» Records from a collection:
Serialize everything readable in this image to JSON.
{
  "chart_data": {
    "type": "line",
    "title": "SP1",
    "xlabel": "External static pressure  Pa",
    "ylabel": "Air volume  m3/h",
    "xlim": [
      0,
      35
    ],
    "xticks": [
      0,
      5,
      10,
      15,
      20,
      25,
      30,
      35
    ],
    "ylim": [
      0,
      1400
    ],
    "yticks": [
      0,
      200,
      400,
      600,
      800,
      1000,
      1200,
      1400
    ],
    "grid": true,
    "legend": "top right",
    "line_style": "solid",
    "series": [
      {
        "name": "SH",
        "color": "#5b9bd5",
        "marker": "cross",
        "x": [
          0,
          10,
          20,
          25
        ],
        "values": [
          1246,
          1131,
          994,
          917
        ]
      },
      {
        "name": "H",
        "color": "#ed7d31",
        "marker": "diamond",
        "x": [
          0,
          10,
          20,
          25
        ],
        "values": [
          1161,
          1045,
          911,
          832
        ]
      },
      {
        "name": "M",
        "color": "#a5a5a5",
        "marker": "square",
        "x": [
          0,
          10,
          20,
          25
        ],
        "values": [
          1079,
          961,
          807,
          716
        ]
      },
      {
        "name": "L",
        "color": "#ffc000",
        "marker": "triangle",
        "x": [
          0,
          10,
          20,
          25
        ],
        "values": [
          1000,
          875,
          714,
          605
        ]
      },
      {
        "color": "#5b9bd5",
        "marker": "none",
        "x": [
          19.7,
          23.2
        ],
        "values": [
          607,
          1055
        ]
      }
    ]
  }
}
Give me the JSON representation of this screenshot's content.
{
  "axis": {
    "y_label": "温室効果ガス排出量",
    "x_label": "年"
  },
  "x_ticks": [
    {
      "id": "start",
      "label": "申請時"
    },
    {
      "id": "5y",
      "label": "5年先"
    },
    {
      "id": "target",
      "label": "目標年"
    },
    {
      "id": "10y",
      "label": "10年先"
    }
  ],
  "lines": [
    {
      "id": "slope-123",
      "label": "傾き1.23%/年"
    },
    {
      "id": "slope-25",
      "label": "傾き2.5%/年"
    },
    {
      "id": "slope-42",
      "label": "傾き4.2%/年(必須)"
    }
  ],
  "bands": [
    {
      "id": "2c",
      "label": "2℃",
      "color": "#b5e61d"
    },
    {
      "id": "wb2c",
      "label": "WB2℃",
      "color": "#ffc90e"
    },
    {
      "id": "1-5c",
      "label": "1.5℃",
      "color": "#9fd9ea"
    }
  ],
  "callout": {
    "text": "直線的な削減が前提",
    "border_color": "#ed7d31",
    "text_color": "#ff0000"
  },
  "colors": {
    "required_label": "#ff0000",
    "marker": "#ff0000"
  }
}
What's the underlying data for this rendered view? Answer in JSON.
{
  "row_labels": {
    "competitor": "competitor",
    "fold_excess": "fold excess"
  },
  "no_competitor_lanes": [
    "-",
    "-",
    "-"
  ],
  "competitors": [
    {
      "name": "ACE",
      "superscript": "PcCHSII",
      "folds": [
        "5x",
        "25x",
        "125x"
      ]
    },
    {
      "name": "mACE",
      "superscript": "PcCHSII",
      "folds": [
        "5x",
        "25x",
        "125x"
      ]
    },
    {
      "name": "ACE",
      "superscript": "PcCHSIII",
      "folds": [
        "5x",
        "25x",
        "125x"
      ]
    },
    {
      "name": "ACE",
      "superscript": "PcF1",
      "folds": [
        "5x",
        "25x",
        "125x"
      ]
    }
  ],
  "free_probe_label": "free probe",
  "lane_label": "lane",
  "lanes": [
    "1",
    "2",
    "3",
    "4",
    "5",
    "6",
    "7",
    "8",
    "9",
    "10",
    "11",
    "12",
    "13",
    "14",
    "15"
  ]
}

» EXERCISE REQUIREMENTS: Quote all the records exactly, please, leaving none out.

» FINISHED ANSWER:
Serialize everything readable in this image to JSON.
{
  "chart_data": {
    "type": "line",
    "title": "SP1",
    "xlabel": "External static pressure  Pa",
    "ylabel": "Air volume  m3/h",
    "xlim": [
      0,
      35
    ],
    "xticks": [
      0,
      5,
      10,
      15,
      20,
      25,
      30,
      35
    ],
    "ylim": [
      0,
      1400
    ],
    "yticks": [
      0,
      200,
      400,
      600,
      800,
      1000,
      1200,
      1400
    ],
    "grid": true,
    "legend": "top right",
    "line_style": "solid",
    "series": [
      {
        "name": "SH",
        "color": "#5b9bd5",
        "marker": "cross",
        "x": [
          0,
          10,
          20,
          25
        ],
        "values": [
          1246,
          1131,
          994,
          917
        ]
      },
      {
        "name": "H",
        "color": "#ed7d31",
        "marker": "diamond",
        "x": [
          0,
          10,
          20,
          25
        ],
        "values": [
          1161,
          1045,
          911,
          832
        ]
      },
      {
        "name": "M",
        "color": "#a5a5a5",
        "marker": "square",
        "x": [
          0,
          10,
          20,
          25
        ],
        "values": [
          1079,
          961,
          807,
          716
        ]
      },
      {
        "name": "L",
        "color": "#ffc000",
        "marker": "triangle",
        "x": [
          0,
          10,
          20,
          25
        ],
        "values": [
          1000,
          875,
          714,
          605
        ]
      },
      {
        "color": "#5b9bd5",
        "marker": "none",
        "x": [
          19.7,
          23.2
        ],
        "values": [
          607,
          1055
        ]
      }
    ]
  }
}
Give me the JSON representation of this screenshot's content.
{
  "axis": {
    "y_label": "温室効果ガス排出量",
    "x_label": "年"
  },
  "x_ticks": [
    {
      "id": "start",
      "label": "申請時"
    },
    {
      "id": "5y",
      "label": "5年先"
    },
    {
      "id": "target",
      "label": "目標年"
    },
    {
      "id": "10y",
      "label": "10年先"
    }
  ],
  "lines": [
    {
      "id": "slope-123",
      "label": "傾き1.23%/年"
    },
    {
      "id": "slope-25",
      "label": "傾き2.5%/年"
    },
    {
      "id": "slope-42",
      "label": "傾き4.2%/年(必須)"
    }
  ],
  "bands": [
    {
      "id": "2c",
      "label": "2℃",
      "color": "#b5e61d"
    },
    {
      "id": "wb2c",
      "label": "WB2℃",
      "color": "#ffc90e"
    },
    {
      "id": "1-5c",
      "label": "1.5℃",
      "color": "#9fd9ea"
    }
  ],
  "callout": {
    "text": "直線的な削減が前提",
    "border_color": "#ed7d31",
    "text_color": "#ff0000"
  },
  "colors": {
    "required_label": "#ff0000",
    "marker": "#ff0000"
  }
}
What's the underlying data for this rendered view? Answer in JSON.
{
  "row_labels": {
    "competitor": "competitor",
    "fold_excess": "fold excess"
  },
  "no_competitor_lanes": [
    "-",
    "-",
    "-"
  ],
  "competitors": [
    {
      "name": "ACE",
      "superscript": "PcCHSII",
      "folds": [
        "5x",
        "25x",
        "125x"
      ]
    },
    {
      "name": "mACE",
      "superscript": "PcCHSII",
      "folds": [
        "5x",
        "25x",
        "125x"
      ]
    },
    {
      "name": "ACE",
      "superscript": "PcCHSIII",
      "folds": [
        "5x",
        "25x",
        "125x"
      ]
    },
    {
      "name": "ACE",
      "superscript": "PcF1",
      "folds": [
        "5x",
        "25x",
        "125x"
      ]
    }
  ],
  "free_probe_label": "free probe",
  "lane_label": "lane",
  "lanes": [
    "1",
    "2",
    "3",
    "4",
    "5",
    "6",
    "7",
    "8",
    "9",
    "10",
    "11",
    "12",
    "13",
    "14",
    "15"
  ]
}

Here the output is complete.